What is asked: Your task is to transcribe the data in full.

Stored dataset items:
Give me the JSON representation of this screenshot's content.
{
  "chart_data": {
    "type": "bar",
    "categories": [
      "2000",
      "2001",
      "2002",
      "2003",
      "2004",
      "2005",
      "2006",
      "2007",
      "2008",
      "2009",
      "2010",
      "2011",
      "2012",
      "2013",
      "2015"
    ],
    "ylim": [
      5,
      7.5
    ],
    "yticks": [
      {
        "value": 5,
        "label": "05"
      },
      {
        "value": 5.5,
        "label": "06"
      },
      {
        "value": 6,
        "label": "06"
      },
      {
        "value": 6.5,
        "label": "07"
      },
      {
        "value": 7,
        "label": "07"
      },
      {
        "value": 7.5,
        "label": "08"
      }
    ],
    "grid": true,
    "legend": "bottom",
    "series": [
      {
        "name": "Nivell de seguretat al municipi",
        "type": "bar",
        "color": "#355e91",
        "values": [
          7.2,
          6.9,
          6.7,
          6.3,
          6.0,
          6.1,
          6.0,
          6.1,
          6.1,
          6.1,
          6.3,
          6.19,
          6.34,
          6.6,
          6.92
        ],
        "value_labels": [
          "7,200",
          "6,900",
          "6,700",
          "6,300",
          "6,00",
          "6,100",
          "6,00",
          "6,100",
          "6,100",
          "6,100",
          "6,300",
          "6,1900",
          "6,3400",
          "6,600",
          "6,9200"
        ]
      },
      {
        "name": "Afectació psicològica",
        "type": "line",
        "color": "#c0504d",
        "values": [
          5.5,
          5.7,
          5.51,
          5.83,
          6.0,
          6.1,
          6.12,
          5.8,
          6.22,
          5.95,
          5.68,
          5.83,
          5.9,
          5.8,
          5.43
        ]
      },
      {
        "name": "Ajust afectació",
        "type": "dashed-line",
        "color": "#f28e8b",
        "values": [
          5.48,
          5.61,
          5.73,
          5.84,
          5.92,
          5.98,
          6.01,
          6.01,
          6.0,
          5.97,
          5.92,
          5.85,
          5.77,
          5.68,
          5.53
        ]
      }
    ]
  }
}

Result of this task:
Give me the JSON representation of this screenshot's content.
{
  "chart_data": {
    "type": "bar",
    "categories": [
      "2000",
      "2001",
      "2002",
      "2003",
      "2004",
      "2005",
      "2006",
      "2007",
      "2008",
      "2009",
      "2010",
      "2011",
      "2012",
      "2013",
      "2015"
    ],
    "ylim": [
      5,
      7.5
    ],
    "yticks": [
      {
        "value": 5,
        "label": "05"
      },
      {
        "value": 5.5,
        "label": "06"
      },
      {
        "value": 6,
        "label": "06"
      },
      {
        "value": 6.5,
        "label": "07"
      },
      {
        "value": 7,
        "label": "07"
      },
      {
        "value": 7.5,
        "label": "08"
      }
    ],
    "grid": true,
    "legend": "bottom",
    "series": [
      {
        "name": "Nivell de seguretat al municipi",
        "type": "bar",
        "color": "#355e91",
        "values": [
          7.2,
          6.9,
          6.7,
          6.3,
          6.0,
          6.1,
          6.0,
          6.1,
          6.1,
          6.1,
          6.3,
          6.19,
          6.34,
          6.6,
          6.92
        ],
        "value_labels": [
          "7,200",
          "6,900",
          "6,700",
          "6,300",
          "6,00",
          "6,100",
          "6,00",
          "6,100",
          "6,100",
          "6,100",
          "6,300",
          "6,1900",
          "6,3400",
          "6,600",
          "6,9200"
        ]
      },
      {
        "name": "Afectació psicològica",
        "type": "line",
        "color": "#c0504d",
        "values": [
          5.5,
          5.7,
          5.51,
          5.83,
          6.0,
          6.1,
          6.12,
          5.8,
          6.22,
          5.95,
          5.68,
          5.83,
          5.9,
          5.8,
          5.43
        ]
      },
      {
        "name": "Ajust afectació",
        "type": "dashed-line",
        "color": "#f28e8b",
        "values": [
          5.48,
          5.61,
          5.73,
          5.84,
          5.92,
          5.98,
          6.01,
          6.01,
          6.0,
          5.97,
          5.92,
          5.85,
          5.77,
          5.68,
          5.53
        ]
      }
    ]
  }
}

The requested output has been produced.